[Data items]
☆ ☆ ☆ ☆ ☆

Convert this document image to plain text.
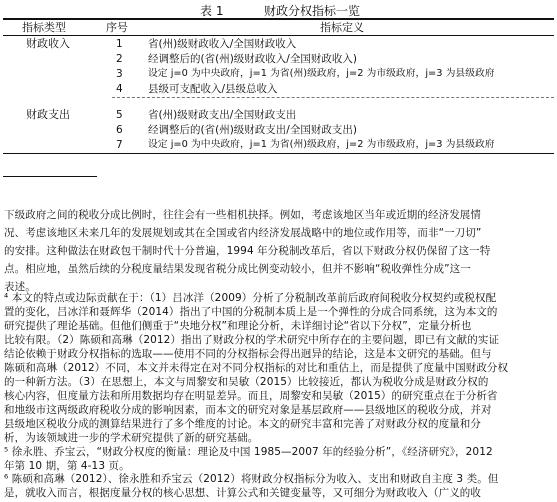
表 1	财政分权指标一览
指标类型	序号	指标定义
财政收入	1 省(州)级财政收入/全国财政收入
2 经调整后的(省(州)级财政收入/全国财政收入)
3	设定 j=0 为中央政府，j=1 为省(州)级政府，j=2 为市级政府，j=3 为县级政府
4 县级可支配收入/县级总收入
财政支出	5 省(州)级财政支出/全国财政支出
6 经调整后的(省(州)级财政支出/全国财政支出)
7	设定 j=0 为中央政府，j=1 为省(州)级政府，j=2 为市级政府，j=3 为县级政府
下级政府之间的税收分成比例时，往往会有一些相机抉择。例如，考虑该地区当年或近期的经济发展情
况、考虑该地区未来几年的发展规划或其在全国或省内经济发展战略中的地位或作用等，而非“一刀切”
的安排。这种做法在财政包干制时代十分普遍，1994 年分税制改革后，省以下财政分权仍保留了这一特
点。相应地，虽然后续的分税度量结果发现省税分成比例变动较小，但并不影响“税收弹性分成”这一
表述。
⁴ 本文的特点或边际贡献在于：（1）吕冰洋（2009）分析了分税制改革前后政府间税收分权契约或税权配
置的变化，吕冰洋和聂辉华（2014）指出了中国的分税制本质上是一个弹性的分成合同系统，这为本文的
研究提供了理论基础。但他们侧重于“央地分权”和理论分析，未详细讨论“省以下分权”，定量分析也
比较有限。（2）陈硕和高琳（2012）指出了财政分权的学术研究中所存在的主要问题，即已有文献的实证
结论依赖于财政分权指标的选取——使用不同的分权指标会得出迥异的结论，这是本文研究的基础。但与
陈硕和高琳（2012）不同，本文并未得定在对不同分权指标的对比和重估上，而是提供了度量中国财政分权
的一种新方法。（3）在思想上，本文与周黎安和吴敏（2015）比较接近，都认为税收分成是财政分权的
核心内容，但度量方法和所用数据均存在明显差异。而且，周黎安和吴敏（2015）的研究重点在于分析省
和地级市这两级政府税收分成的影响因素，而本文的研究对象是基层政府——县级地区的税收分成，并对
县级地区税收分成的测算结果进行了多个维度的讨论。本文的研究丰富和完善了对财政分权的度量和分
析，为该领域进一步的学术研究提供了新的研究基础。
⁵ 徐永胜、乔宝云，“财政分权度的衡量：理论及中国 1985—2007 年的经验分析”，《经济研究》，2012
年第 10 期，第 4-13 页。
⁶ 陈硕和高琳（2012）、徐永胜和乔宝云（2012）将财政分权指标分为收入、支出和财政自主度 3 类。但
是，就收入而言，根据度量分权的核心思想、计算公式和关键变量等，又可细分为财政收入（广义的收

☆ ☆ ☆ ☆ ☆

(Task requirements): Identify all lines in the records above with the word "为市级政府".

(Response below):
3	设定 j=0 为中央政府，j=1 为省(州)级政府，j=2 为市级政府，j=3 为县级政府
7	设定 j=0 为中央政府，j=1 为省(州)级政府，j=2 为市级政府，j=3 为县级政府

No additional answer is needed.